▶ **Brief**
Leave out the pictures, then reproduce the rest of the material exactly.

━━━ Listed records

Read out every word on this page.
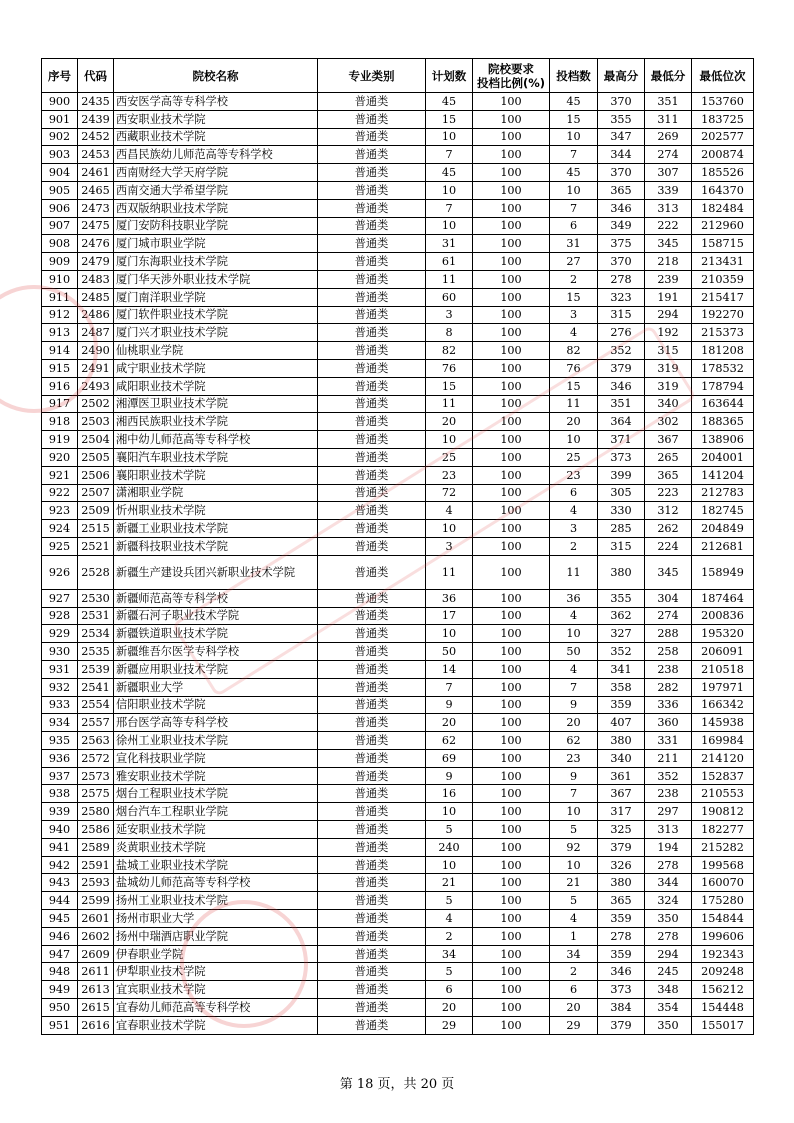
序号	代码	院校名称	专业类别	计划数	院校要求
投档比例(%)	投档数	最高分	最低分	最低位次
900	2435	西安医学高等专科学校	普通类	45	100	45	370	351	153760
901	2439	西安职业技术学院	普通类	15	100	15	355	311	183725
902	2452	西藏职业技术学院	普通类	10	100	10	347	269	202577
903	2453	西昌民族幼儿师范高等专科学校	普通类	7	100	7	344	274	200874
904	2461	西南财经大学天府学院	普通类	45	100	45	370	307	185526
905	2465	西南交通大学希望学院	普通类	10	100	10	365	339	164370
906	2473	西双版纳职业技术学院	普通类	7	100	7	346	313	182484
907	2475	厦门安防科技职业学院	普通类	10	100	6	349	222	212960
908	2476	厦门城市职业学院	普通类	31	100	31	375	345	158715
909	2479	厦门东海职业技术学院	普通类	61	100	27	370	218	213431
910	2483	厦门华天涉外职业技术学院	普通类	11	100	2	278	239	210359
911	2485	厦门南洋职业学院	普通类	60	100	15	323	191	215417
912	2486	厦门软件职业技术学院	普通类	3	100	3	315	294	192270
913	2487	厦门兴才职业技术学院	普通类	8	100	4	276	192	215373
914	2490	仙桃职业学院	普通类	82	100	82	352	315	181208
915	2491	咸宁职业技术学院	普通类	76	100	76	379	319	178532
916	2493	咸阳职业技术学院	普通类	15	100	15	346	319	178794
917	2502	湘潭医卫职业技术学院	普通类	11	100	11	351	340	163644
918	2503	湘西民族职业技术学院	普通类	20	100	20	364	302	188365
919	2504	湘中幼儿师范高等专科学校	普通类	10	100	10	371	367	138906
920	2505	襄阳汽车职业技术学院	普通类	25	100	25	373	265	204001
921	2506	襄阳职业技术学院	普通类	23	100	23	399	365	141204
922	2507	潇湘职业学院	普通类	72	100	6	305	223	212783
923	2509	忻州职业技术学院	普通类	4	100	4	330	312	182745
924	2515	新疆工业职业技术学院	普通类	10	100	3	285	262	204849
925	2521	新疆科技职业技术学院	普通类	3	100	2	315	224	212681
926	2528	新疆生产建设兵团兴新职业技术学院	普通类	11	100	11	380	345	158949
927	2530	新疆师范高等专科学校	普通类	36	100	36	355	304	187464
928	2531	新疆石河子职业技术学院	普通类	17	100	4	362	274	200836
929	2534	新疆铁道职业技术学院	普通类	10	100	10	327	288	195320
930	2535	新疆维吾尔医学专科学校	普通类	50	100	50	352	258	206091
931	2539	新疆应用职业技术学院	普通类	14	100	4	341	238	210518
932	2541	新疆职业大学	普通类	7	100	7	358	282	197971
933	2554	信阳职业技术学院	普通类	9	100	9	359	336	166342
934	2557	邢台医学高等专科学校	普通类	20	100	20	407	360	145938
935	2563	徐州工业职业技术学院	普通类	62	100	62	380	331	169984
936	2572	宣化科技职业学院	普通类	69	100	23	340	211	214120
937	2573	雅安职业技术学院	普通类	9	100	9	361	352	152837
938	2575	烟台工程职业技术学院	普通类	16	100	7	367	238	210553
939	2580	烟台汽车工程职业学院	普通类	10	100	10	317	297	190812
940	2586	延安职业技术学院	普通类	5	100	5	325	313	182277
941	2589	炎黄职业技术学院	普通类	240	100	92	379	194	215282
942	2591	盐城工业职业技术学院	普通类	10	100	10	326	278	199568
943	2593	盐城幼儿师范高等专科学校	普通类	21	100	21	380	344	160070
944	2599	扬州工业职业技术学院	普通类	5	100	5	365	324	175280
945	2601	扬州市职业大学	普通类	4	100	4	359	350	154844
946	2602	扬州中瑞酒店职业学院	普通类	2	100	1	278	278	199606
947	2609	伊春职业学院	普通类	34	100	34	359	294	192343
948	2611	伊犁职业技术学院	普通类	5	100	2	346	245	209248
949	2613	宜宾职业技术学院	普通类	6	100	6	373	348	156212
950	2615	宜春幼儿师范高等专科学校	普通类	20	100	20	384	354	154448
951	2616	宜春职业技术学院	普通类	29	100	29	379	350	155017
第 18 页，共 20 页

━━━━━━

▶ **Complete output**
Read out every word on this page.
序号	代码	院校名称	专业类别	计划数	院校要求
投档比例(%)	投档数	最高分	最低分	最低位次
900	2435	西安医学高等专科学校	普通类	45	100	45	370	351	153760
901	2439	西安职业技术学院	普通类	15	100	15	355	311	183725
902	2452	西藏职业技术学院	普通类	10	100	10	347	269	202577
903	2453	西昌民族幼儿师范高等专科学校	普通类	7	100	7	344	274	200874
904	2461	西南财经大学天府学院	普通类	45	100	45	370	307	185526
905	2465	西南交通大学希望学院	普通类	10	100	10	365	339	164370
906	2473	西双版纳职业技术学院	普通类	7	100	7	346	313	182484
907	2475	厦门安防科技职业学院	普通类	10	100	6	349	222	212960
908	2476	厦门城市职业学院	普通类	31	100	31	375	345	158715
909	2479	厦门东海职业技术学院	普通类	61	100	27	370	218	213431
910	2483	厦门华天涉外职业技术学院	普通类	11	100	2	278	239	210359
911	2485	厦门南洋职业学院	普通类	60	100	15	323	191	215417
912	2486	厦门软件职业技术学院	普通类	3	100	3	315	294	192270
913	2487	厦门兴才职业技术学院	普通类	8	100	4	276	192	215373
914	2490	仙桃职业学院	普通类	82	100	82	352	315	181208
915	2491	咸宁职业技术学院	普通类	76	100	76	379	319	178532
916	2493	咸阳职业技术学院	普通类	15	100	15	346	319	178794
917	2502	湘潭医卫职业技术学院	普通类	11	100	11	351	340	163644
918	2503	湘西民族职业技术学院	普通类	20	100	20	364	302	188365
919	2504	湘中幼儿师范高等专科学校	普通类	10	100	10	371	367	138906
920	2505	襄阳汽车职业技术学院	普通类	25	100	25	373	265	204001
921	2506	襄阳职业技术学院	普通类	23	100	23	399	365	141204
922	2507	潇湘职业学院	普通类	72	100	6	305	223	212783
923	2509	忻州职业技术学院	普通类	4	100	4	330	312	182745
924	2515	新疆工业职业技术学院	普通类	10	100	3	285	262	204849
925	2521	新疆科技职业技术学院	普通类	3	100	2	315	224	212681
926	2528	新疆生产建设兵团兴新职业技术学院	普通类	11	100	11	380	345	158949
927	2530	新疆师范高等专科学校	普通类	36	100	36	355	304	187464
928	2531	新疆石河子职业技术学院	普通类	17	100	4	362	274	200836
929	2534	新疆铁道职业技术学院	普通类	10	100	10	327	288	195320
930	2535	新疆维吾尔医学专科学校	普通类	50	100	50	352	258	206091
931	2539	新疆应用职业技术学院	普通类	14	100	4	341	238	210518
932	2541	新疆职业大学	普通类	7	100	7	358	282	197971
933	2554	信阳职业技术学院	普通类	9	100	9	359	336	166342
934	2557	邢台医学高等专科学校	普通类	20	100	20	407	360	145938
935	2563	徐州工业职业技术学院	普通类	62	100	62	380	331	169984
936	2572	宣化科技职业学院	普通类	69	100	23	340	211	214120
937	2573	雅安职业技术学院	普通类	9	100	9	361	352	152837
938	2575	烟台工程职业技术学院	普通类	16	100	7	367	238	210553
939	2580	烟台汽车工程职业学院	普通类	10	100	10	317	297	190812
940	2586	延安职业技术学院	普通类	5	100	5	325	313	182277
941	2589	炎黄职业技术学院	普通类	240	100	92	379	194	215282
942	2591	盐城工业职业技术学院	普通类	10	100	10	326	278	199568
943	2593	盐城幼儿师范高等专科学校	普通类	21	100	21	380	344	160070
944	2599	扬州工业职业技术学院	普通类	5	100	5	365	324	175280
945	2601	扬州市职业大学	普通类	4	100	4	359	350	154844
946	2602	扬州中瑞酒店职业学院	普通类	2	100	1	278	278	199606
947	2609	伊春职业学院	普通类	34	100	34	359	294	192343
948	2611	伊犁职业技术学院	普通类	5	100	2	346	245	209248
949	2613	宜宾职业技术学院	普通类	6	100	6	373	348	156212
950	2615	宜春幼儿师范高等专科学校	普通类	20	100	20	384	354	154448
951	2616	宜春职业技术学院	普通类	29	100	29	379	350	155017
第 18 页，共 20 页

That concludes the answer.